* Exercise prompt
Count the lines below that contain the word "ESTADO", and give only that number.

* Entries
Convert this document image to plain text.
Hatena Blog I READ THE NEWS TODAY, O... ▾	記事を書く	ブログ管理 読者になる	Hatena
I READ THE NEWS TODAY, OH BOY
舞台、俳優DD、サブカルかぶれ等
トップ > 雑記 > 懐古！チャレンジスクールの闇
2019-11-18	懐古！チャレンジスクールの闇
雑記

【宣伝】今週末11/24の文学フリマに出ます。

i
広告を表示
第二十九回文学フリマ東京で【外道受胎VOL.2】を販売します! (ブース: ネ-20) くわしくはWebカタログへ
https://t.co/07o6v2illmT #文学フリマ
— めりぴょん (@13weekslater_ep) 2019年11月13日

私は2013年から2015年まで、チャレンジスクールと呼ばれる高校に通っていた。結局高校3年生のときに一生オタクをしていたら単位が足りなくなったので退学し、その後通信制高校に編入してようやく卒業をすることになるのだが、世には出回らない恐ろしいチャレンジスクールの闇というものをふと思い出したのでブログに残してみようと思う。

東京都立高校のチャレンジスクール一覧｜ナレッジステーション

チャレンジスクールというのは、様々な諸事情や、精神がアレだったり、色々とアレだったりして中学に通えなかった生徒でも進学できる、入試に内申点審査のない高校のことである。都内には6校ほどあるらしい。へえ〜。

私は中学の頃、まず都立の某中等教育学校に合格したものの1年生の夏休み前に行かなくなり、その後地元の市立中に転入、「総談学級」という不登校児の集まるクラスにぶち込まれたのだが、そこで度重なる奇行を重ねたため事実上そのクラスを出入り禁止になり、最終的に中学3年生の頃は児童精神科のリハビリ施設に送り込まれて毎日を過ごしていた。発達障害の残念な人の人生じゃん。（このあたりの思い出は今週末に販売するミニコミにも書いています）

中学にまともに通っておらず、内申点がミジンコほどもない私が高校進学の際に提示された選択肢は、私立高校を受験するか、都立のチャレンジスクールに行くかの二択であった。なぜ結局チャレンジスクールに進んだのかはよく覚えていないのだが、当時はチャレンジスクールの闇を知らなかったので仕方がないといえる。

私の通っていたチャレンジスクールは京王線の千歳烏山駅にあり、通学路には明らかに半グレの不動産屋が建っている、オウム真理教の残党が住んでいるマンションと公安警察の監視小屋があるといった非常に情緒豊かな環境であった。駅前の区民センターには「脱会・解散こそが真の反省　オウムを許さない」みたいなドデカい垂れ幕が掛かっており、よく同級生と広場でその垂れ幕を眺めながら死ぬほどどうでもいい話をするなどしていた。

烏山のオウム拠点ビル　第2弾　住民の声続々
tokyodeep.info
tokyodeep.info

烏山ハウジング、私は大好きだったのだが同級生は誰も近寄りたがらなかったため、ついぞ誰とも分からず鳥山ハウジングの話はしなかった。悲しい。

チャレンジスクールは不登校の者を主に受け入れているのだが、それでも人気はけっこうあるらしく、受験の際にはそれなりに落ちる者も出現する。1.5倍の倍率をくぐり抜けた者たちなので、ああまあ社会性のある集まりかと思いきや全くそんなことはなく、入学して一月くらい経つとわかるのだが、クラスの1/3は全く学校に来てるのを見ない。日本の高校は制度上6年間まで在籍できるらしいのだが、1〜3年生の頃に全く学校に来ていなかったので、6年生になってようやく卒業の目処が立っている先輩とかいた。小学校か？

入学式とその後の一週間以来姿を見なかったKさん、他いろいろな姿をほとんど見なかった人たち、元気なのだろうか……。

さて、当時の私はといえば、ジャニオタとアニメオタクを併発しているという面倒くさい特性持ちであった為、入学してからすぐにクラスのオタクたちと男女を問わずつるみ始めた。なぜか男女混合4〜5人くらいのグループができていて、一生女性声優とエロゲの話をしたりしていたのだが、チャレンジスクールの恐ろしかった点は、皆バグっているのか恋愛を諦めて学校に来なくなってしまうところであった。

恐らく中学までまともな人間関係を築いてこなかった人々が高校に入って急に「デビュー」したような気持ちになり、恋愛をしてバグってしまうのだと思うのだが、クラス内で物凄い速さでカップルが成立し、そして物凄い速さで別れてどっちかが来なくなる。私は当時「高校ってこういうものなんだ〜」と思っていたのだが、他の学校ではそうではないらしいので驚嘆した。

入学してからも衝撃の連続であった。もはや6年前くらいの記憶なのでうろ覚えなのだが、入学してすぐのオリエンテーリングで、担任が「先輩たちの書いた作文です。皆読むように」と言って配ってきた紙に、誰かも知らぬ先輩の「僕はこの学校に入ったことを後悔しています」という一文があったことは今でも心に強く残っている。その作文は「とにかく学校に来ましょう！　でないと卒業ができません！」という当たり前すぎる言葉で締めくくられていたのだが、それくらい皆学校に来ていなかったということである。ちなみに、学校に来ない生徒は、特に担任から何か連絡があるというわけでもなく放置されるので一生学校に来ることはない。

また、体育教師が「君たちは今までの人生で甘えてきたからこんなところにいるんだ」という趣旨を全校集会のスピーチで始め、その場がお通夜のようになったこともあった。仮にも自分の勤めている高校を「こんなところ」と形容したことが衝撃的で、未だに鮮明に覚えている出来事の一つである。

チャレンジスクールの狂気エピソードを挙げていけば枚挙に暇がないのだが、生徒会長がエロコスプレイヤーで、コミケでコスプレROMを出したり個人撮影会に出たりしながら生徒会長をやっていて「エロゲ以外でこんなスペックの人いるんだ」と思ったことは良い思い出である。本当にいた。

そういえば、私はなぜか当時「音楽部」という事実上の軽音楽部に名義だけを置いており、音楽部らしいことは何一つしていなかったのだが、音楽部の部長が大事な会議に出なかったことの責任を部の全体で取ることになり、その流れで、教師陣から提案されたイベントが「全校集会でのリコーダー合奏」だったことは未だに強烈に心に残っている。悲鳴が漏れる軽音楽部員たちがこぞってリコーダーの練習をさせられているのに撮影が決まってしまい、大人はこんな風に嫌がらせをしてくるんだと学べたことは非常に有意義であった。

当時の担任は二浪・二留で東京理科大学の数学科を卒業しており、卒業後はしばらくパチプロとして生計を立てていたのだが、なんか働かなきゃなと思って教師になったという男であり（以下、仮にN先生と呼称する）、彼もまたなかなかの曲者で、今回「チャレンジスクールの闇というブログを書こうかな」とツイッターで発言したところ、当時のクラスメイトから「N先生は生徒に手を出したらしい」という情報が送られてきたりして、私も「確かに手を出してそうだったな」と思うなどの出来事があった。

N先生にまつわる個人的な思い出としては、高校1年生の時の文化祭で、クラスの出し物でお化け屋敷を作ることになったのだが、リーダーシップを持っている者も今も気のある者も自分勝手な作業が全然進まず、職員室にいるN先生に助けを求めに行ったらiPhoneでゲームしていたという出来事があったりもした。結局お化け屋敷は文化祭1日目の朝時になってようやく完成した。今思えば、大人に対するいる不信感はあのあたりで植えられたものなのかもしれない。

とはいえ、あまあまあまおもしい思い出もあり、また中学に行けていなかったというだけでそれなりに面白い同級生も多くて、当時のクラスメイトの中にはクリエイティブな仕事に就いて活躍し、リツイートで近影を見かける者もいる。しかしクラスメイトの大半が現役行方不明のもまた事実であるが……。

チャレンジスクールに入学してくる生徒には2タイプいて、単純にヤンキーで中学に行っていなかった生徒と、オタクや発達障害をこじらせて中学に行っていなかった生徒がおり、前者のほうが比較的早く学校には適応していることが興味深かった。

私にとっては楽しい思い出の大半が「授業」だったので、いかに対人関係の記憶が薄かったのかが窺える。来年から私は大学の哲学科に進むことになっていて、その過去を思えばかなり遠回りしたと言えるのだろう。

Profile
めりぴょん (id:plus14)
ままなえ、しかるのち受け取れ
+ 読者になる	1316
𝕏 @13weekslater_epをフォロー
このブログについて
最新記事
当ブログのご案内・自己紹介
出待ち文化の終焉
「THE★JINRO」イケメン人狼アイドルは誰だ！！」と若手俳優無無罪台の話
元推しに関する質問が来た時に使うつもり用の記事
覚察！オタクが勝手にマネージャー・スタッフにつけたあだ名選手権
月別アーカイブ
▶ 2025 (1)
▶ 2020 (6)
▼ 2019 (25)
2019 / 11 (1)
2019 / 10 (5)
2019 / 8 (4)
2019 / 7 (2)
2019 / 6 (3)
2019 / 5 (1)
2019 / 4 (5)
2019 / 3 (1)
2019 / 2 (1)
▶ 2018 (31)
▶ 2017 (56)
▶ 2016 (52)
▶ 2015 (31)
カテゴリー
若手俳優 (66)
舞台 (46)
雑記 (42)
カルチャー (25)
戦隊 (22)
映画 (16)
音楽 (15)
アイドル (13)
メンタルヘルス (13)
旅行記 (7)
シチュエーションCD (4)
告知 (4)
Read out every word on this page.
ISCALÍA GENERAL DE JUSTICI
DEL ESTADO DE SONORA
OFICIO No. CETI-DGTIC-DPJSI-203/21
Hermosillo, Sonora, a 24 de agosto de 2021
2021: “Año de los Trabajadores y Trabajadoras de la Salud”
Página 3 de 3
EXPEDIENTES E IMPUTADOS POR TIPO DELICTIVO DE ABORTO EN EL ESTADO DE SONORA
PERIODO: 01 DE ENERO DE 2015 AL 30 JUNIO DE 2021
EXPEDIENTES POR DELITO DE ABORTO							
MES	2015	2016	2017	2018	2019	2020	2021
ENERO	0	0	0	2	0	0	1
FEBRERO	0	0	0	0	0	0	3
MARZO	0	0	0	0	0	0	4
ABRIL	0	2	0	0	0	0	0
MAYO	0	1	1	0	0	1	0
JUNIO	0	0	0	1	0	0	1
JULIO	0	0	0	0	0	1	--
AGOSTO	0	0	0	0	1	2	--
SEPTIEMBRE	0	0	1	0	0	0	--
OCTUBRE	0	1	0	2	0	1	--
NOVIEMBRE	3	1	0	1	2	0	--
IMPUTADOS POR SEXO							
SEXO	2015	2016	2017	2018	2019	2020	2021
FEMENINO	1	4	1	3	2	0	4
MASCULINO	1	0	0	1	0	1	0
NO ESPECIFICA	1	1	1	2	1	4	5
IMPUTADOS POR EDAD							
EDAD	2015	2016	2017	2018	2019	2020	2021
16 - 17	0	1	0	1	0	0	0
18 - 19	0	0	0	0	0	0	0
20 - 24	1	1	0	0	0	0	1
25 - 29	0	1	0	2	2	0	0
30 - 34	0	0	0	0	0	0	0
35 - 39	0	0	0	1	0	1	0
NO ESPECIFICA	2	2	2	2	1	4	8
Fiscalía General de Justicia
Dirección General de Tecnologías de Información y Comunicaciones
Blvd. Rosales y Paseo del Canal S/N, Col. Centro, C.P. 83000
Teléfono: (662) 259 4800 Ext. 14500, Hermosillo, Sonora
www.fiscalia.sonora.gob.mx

* Expected answer
2